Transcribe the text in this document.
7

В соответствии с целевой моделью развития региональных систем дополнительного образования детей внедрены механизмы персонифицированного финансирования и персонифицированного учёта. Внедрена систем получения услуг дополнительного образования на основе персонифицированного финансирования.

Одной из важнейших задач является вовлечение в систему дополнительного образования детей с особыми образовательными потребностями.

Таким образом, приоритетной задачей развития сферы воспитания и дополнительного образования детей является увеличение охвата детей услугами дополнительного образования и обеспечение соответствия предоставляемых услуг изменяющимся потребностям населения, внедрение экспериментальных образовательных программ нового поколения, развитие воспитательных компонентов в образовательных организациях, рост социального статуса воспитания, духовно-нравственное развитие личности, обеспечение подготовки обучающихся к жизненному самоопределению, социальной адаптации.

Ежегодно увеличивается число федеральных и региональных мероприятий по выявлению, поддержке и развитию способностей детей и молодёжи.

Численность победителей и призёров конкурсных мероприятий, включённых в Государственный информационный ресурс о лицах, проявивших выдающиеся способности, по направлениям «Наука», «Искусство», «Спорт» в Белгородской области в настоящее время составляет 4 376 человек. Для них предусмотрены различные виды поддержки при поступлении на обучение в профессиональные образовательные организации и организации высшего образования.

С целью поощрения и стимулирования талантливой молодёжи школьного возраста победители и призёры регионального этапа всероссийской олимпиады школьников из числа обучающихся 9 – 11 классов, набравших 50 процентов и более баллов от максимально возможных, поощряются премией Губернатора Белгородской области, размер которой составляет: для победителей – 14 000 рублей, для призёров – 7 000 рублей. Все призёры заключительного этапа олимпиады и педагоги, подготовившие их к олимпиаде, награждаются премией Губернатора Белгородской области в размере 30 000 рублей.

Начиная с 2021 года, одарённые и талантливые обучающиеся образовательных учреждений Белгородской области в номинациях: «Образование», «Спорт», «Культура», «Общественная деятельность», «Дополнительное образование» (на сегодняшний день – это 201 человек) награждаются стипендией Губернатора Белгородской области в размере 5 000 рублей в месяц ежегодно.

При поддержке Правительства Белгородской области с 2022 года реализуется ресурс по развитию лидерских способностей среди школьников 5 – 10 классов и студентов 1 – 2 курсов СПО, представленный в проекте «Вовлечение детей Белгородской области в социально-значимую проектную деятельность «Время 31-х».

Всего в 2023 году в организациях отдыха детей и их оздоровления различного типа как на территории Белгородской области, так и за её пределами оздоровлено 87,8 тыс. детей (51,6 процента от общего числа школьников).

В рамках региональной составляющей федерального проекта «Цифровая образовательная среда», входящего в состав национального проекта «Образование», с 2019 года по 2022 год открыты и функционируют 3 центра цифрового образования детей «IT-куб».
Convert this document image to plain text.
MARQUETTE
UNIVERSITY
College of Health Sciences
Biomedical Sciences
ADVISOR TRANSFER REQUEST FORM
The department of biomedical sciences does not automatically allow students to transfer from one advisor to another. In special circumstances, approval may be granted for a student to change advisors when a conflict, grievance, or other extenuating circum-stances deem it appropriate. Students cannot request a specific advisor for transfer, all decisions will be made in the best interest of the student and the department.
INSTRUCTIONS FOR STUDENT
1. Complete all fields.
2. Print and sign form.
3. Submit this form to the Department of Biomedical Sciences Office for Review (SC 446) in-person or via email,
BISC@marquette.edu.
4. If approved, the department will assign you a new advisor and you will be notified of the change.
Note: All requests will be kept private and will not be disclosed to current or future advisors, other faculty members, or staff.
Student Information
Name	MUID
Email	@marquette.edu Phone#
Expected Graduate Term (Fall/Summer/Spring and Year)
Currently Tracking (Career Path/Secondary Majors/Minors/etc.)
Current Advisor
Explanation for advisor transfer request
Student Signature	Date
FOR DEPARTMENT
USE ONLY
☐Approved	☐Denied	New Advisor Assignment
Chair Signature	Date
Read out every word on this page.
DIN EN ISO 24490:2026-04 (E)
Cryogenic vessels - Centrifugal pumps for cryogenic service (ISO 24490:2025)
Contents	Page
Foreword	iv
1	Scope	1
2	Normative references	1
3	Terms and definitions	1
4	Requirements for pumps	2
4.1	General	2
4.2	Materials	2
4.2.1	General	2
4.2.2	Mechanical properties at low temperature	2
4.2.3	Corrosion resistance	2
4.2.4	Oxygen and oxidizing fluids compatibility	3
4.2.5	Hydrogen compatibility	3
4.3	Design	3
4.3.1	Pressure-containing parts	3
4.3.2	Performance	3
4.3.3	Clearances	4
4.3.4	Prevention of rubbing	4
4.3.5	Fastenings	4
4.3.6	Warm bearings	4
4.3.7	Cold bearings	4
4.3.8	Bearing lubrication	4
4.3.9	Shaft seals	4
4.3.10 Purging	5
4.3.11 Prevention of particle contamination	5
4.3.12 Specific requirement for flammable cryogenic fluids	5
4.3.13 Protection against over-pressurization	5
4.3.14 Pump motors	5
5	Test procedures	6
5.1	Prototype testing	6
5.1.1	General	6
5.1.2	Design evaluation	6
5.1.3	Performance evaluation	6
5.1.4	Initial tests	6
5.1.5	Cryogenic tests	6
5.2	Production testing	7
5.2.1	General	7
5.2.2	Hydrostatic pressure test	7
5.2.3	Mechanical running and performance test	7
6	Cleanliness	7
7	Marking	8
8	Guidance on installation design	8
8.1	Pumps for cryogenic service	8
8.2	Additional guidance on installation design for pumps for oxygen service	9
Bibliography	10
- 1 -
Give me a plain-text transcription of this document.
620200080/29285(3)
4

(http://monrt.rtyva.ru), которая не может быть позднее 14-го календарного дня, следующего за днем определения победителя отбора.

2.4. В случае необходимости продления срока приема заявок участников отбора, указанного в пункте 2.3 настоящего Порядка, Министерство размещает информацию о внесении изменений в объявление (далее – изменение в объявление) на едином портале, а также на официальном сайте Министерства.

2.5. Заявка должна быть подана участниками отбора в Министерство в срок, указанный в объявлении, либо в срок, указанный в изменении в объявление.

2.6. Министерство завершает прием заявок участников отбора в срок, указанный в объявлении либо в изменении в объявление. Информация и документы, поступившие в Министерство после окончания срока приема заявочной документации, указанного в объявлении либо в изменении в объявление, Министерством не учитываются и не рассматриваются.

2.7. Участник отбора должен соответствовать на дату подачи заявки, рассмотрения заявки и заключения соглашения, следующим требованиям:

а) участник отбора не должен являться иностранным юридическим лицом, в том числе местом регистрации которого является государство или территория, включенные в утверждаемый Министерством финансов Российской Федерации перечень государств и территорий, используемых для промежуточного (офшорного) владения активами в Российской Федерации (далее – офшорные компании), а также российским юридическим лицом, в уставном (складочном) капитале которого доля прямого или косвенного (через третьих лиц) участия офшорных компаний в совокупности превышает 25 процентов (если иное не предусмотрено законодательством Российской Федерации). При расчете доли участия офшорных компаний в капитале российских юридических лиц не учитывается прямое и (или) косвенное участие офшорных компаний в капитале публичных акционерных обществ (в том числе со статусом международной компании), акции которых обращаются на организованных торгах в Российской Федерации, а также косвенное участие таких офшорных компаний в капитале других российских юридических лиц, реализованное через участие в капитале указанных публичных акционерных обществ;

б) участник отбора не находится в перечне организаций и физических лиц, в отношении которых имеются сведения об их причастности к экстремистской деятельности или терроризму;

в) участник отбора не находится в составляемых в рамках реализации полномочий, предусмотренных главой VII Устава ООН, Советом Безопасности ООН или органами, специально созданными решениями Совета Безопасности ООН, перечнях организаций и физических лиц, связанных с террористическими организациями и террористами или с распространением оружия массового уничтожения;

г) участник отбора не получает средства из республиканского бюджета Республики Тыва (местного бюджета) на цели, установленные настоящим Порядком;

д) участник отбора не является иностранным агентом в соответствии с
● ● ● ●
**Problem to work on**
Extract every entry in the listing word for word.

**Output**
Transcribe the text in this document.
7

В соответствии с целевой моделью развития региональных систем дополнительного образования детей внедрены механизмы персонифицированного финансирования и персонифицированного учёта. Внедрена систем получения услуг дополнительного образования на основе персонифицированного финансирования.

Одной из важнейших задач является вовлечение в систему дополнительного образования детей с особыми образовательными потребностями.

Таким образом, приоритетной задачей развития сферы воспитания и дополнительного образования детей является увеличение охвата детей услугами дополнительного образования и обеспечение соответствия предоставляемых услуг изменяющимся потребностям населения, внедрение экспериментальных образовательных программ нового поколения, развитие воспитательных компонентов в образовательных организациях, рост социального статуса воспитания, духовно-нравственное развитие личности, обеспечение подготовки обучающихся к жизненному самоопределению, социальной адаптации.

Ежегодно увеличивается число федеральных и региональных мероприятий по выявлению, поддержке и развитию способностей детей и молодёжи.

Численность победителей и призёров конкурсных мероприятий, включённых в Государственный информационный ресурс о лицах, проявивших выдающиеся способности, по направлениям «Наука», «Искусство», «Спорт» в Белгородской области в настоящее время составляет 4 376 человек. Для них предусмотрены различные виды поддержки при поступлении на обучение в профессиональные образовательные организации и организации высшего образования.

С целью поощрения и стимулирования талантливой молодёжи школьного возраста победители и призёры регионального этапа всероссийской олимпиады школьников из числа обучающихся 9 – 11 классов, набравших 50 процентов и более баллов от максимально возможных, поощряются премией Губернатора Белгородской области, размер которой составляет: для победителей – 14 000 рублей, для призёров – 7 000 рублей. Все призёры заключительного этапа олимпиады и педагоги, подготовившие их к олимпиаде, награждаются премией Губернатора Белгородской области в размере 30 000 рублей.

Начиная с 2021 года, одарённые и талантливые обучающиеся образовательных учреждений Белгородской области в номинациях: «Образование», «Спорт», «Культура», «Общественная деятельность», «Дополнительное образование» (на сегодняшний день – это 201 человек) награждаются стипендией Губернатора Белгородской области в размере 5 000 рублей в месяц ежегодно.

При поддержке Правительства Белгородской области с 2022 года реализуется ресурс по развитию лидерских способностей среди школьников 5 – 10 классов и студентов 1 – 2 курсов СПО, представленный в проекте «Вовлечение детей Белгородской области в социально-значимую проектную деятельность «Время 31-х».

Всего в 2023 году в организациях отдыха детей и их оздоровления различного типа как на территории Белгородской области, так и за её пределами оздоровлено 87,8 тыс. детей (51,6 процента от общего числа школьников).

В рамках региональной составляющей федерального проекта «Цифровая образовательная среда», входящего в состав национального проекта «Образование», с 2019 года по 2022 год открыты и функционируют 3 центра цифрового образования детей «IT-куб».
Convert this document image to plain text.
MARQUETTE
UNIVERSITY
College of Health Sciences
Biomedical Sciences
ADVISOR TRANSFER REQUEST FORM
The department of biomedical sciences does not automatically allow students to transfer from one advisor to another. In special circumstances, approval may be granted for a student to change advisors when a conflict, grievance, or other extenuating circum-stances deem it appropriate. Students cannot request a specific advisor for transfer, all decisions will be made in the best interest of the student and the department.
INSTRUCTIONS FOR STUDENT
1. Complete all fields.
2. Print and sign form.
3. Submit this form to the Department of Biomedical Sciences Office for Review (SC 446) in-person or via email,
BISC@marquette.edu.
4. If approved, the department will assign you a new advisor and you will be notified of the change.
Note: All requests will be kept private and will not be disclosed to current or future advisors, other faculty members, or staff.
Student Information
Name	MUID
Email	@marquette.edu Phone#
Expected Graduate Term (Fall/Summer/Spring and Year)
Currently Tracking (Career Path/Secondary Majors/Minors/etc.)
Current Advisor
Explanation for advisor transfer request
Student Signature	Date
FOR DEPARTMENT
USE ONLY
☐Approved	☐Denied	New Advisor Assignment
Chair Signature	Date
Read out every word on this page.
DIN EN ISO 24490:2026-04 (E)
Cryogenic vessels - Centrifugal pumps for cryogenic service (ISO 24490:2025)
Contents	Page
Foreword	iv
1	Scope	1
2	Normative references	1
3	Terms and definitions	1
4	Requirements for pumps	2
4.1	General	2
4.2	Materials	2
4.2.1	General	2
4.2.2	Mechanical properties at low temperature	2
4.2.3	Corrosion resistance	2
4.2.4	Oxygen and oxidizing fluids compatibility	3
4.2.5	Hydrogen compatibility	3
4.3	Design	3
4.3.1	Pressure-containing parts	3
4.3.2	Performance	3
4.3.3	Clearances	4
4.3.4	Prevention of rubbing	4
4.3.5	Fastenings	4
4.3.6	Warm bearings	4
4.3.7	Cold bearings	4
4.3.8	Bearing lubrication	4
4.3.9	Shaft seals	4
4.3.10 Purging	5
4.3.11 Prevention of particle contamination	5
4.3.12 Specific requirement for flammable cryogenic fluids	5
4.3.13 Protection against over-pressurization	5
4.3.14 Pump motors	5
5	Test procedures	6
5.1	Prototype testing	6
5.1.1	General	6
5.1.2	Design evaluation	6
5.1.3	Performance evaluation	6
5.1.4	Initial tests	6
5.1.5	Cryogenic tests	6
5.2	Production testing	7
5.2.1	General	7
5.2.2	Hydrostatic pressure test	7
5.2.3	Mechanical running and performance test	7
6	Cleanliness	7
7	Marking	8
8	Guidance on installation design	8
8.1	Pumps for cryogenic service	8
8.2	Additional guidance on installation design for pumps for oxygen service	9
Bibliography	10
- 1 -
Give me a plain-text transcription of this document.
620200080/29285(3)
4

(http://monrt.rtyva.ru), которая не может быть позднее 14-го календарного дня, следующего за днем определения победителя отбора.

2.4. В случае необходимости продления срока приема заявок участников отбора, указанного в пункте 2.3 настоящего Порядка, Министерство размещает информацию о внесении изменений в объявление (далее – изменение в объявление) на едином портале, а также на официальном сайте Министерства.

2.5. Заявка должна быть подана участниками отбора в Министерство в срок, указанный в объявлении, либо в срок, указанный в изменении в объявление.

2.6. Министерство завершает прием заявок участников отбора в срок, указанный в объявлении либо в изменении в объявление. Информация и документы, поступившие в Министерство после окончания срока приема заявочной документации, указанного в объявлении либо в изменении в объявление, Министерством не учитываются и не рассматриваются.

2.7. Участник отбора должен соответствовать на дату подачи заявки, рассмотрения заявки и заключения соглашения, следующим требованиям:

а) участник отбора не должен являться иностранным юридическим лицом, в том числе местом регистрации которого является государство или территория, включенные в утверждаемый Министерством финансов Российской Федерации перечень государств и территорий, используемых для промежуточного (офшорного) владения активами в Российской Федерации (далее – офшорные компании), а также российским юридическим лицом, в уставном (складочном) капитале которого доля прямого или косвенного (через третьих лиц) участия офшорных компаний в совокупности превышает 25 процентов (если иное не предусмотрено законодательством Российской Федерации). При расчете доли участия офшорных компаний в капитале российских юридических лиц не учитывается прямое и (или) косвенное участие офшорных компаний в капитале публичных акционерных обществ (в том числе со статусом международной компании), акции которых обращаются на организованных торгах в Российской Федерации, а также косвенное участие таких офшорных компаний в капитале других российских юридических лиц, реализованное через участие в капитале указанных публичных акционерных обществ;

б) участник отбора не находится в перечне организаций и физических лиц, в отношении которых имеются сведения об их причастности к экстремистской деятельности или терроризму;

в) участник отбора не находится в составляемых в рамках реализации полномочий, предусмотренных главой VII Устава ООН, Советом Безопасности ООН или органами, специально созданными решениями Совета Безопасности ООН, перечнях организаций и физических лиц, связанных с террористическими организациями и террористами или с распространением оружия массового уничтожения;

г) участник отбора не получает средства из республиканского бюджета Республики Тыва (местного бюджета) на цели, установленные настоящим Порядком;

д) участник отбора не является иностранным агентом в соответствии с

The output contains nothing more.